Dataset rows about figures

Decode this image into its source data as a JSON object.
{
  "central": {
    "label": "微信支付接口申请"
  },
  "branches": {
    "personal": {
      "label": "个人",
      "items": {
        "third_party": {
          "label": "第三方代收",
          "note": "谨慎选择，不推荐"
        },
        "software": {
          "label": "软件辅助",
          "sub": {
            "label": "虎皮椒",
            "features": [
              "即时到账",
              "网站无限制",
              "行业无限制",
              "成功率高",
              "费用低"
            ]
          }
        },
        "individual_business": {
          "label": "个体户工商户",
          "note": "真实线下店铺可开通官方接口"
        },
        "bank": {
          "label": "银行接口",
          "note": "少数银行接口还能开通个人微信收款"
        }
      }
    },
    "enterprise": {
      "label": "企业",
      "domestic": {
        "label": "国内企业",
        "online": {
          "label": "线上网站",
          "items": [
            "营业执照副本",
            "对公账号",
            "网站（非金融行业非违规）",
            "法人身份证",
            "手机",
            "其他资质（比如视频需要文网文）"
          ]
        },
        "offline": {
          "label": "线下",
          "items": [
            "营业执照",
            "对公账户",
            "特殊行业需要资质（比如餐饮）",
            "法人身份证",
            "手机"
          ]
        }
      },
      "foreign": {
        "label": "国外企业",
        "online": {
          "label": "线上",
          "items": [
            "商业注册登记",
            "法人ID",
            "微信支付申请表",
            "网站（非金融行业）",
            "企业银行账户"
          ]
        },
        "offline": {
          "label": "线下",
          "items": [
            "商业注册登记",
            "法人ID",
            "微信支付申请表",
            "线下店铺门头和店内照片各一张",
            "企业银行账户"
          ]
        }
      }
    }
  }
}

* [To be done]
Using the data above, output each line exactly.

* [Output of the task]
Decode this image into its source data as a JSON object.
{
  "central": {
    "label": "微信支付接口申请"
  },
  "branches": {
    "personal": {
      "label": "个人",
      "items": {
        "third_party": {
          "label": "第三方代收",
          "note": "谨慎选择，不推荐"
        },
        "software": {
          "label": "软件辅助",
          "sub": {
            "label": "虎皮椒",
            "features": [
              "即时到账",
              "网站无限制",
              "行业无限制",
              "成功率高",
              "费用低"
            ]
          }
        },
        "individual_business": {
          "label": "个体户工商户",
          "note": "真实线下店铺可开通官方接口"
        },
        "bank": {
          "label": "银行接口",
          "note": "少数银行接口还能开通个人微信收款"
        }
      }
    },
    "enterprise": {
      "label": "企业",
      "domestic": {
        "label": "国内企业",
        "online": {
          "label": "线上网站",
          "items": [
            "营业执照副本",
            "对公账号",
            "网站（非金融行业非违规）",
            "法人身份证",
            "手机",
            "其他资质（比如视频需要文网文）"
          ]
        },
        "offline": {
          "label": "线下",
          "items": [
            "营业执照",
            "对公账户",
            "特殊行业需要资质（比如餐饮）",
            "法人身份证",
            "手机"
          ]
        }
      },
      "foreign": {
        "label": "国外企业",
        "online": {
          "label": "线上",
          "items": [
            "商业注册登记",
            "法人ID",
            "微信支付申请表",
            "网站（非金融行业）",
            "企业银行账户"
          ]
        },
        "offline": {
          "label": "线下",
          "items": [
            "商业注册登记",
            "法人ID",
            "微信支付申请表",
            "线下店铺门头和店内照片各一张",
            "企业银行账户"
          ]
        }
      }
    }
  }
}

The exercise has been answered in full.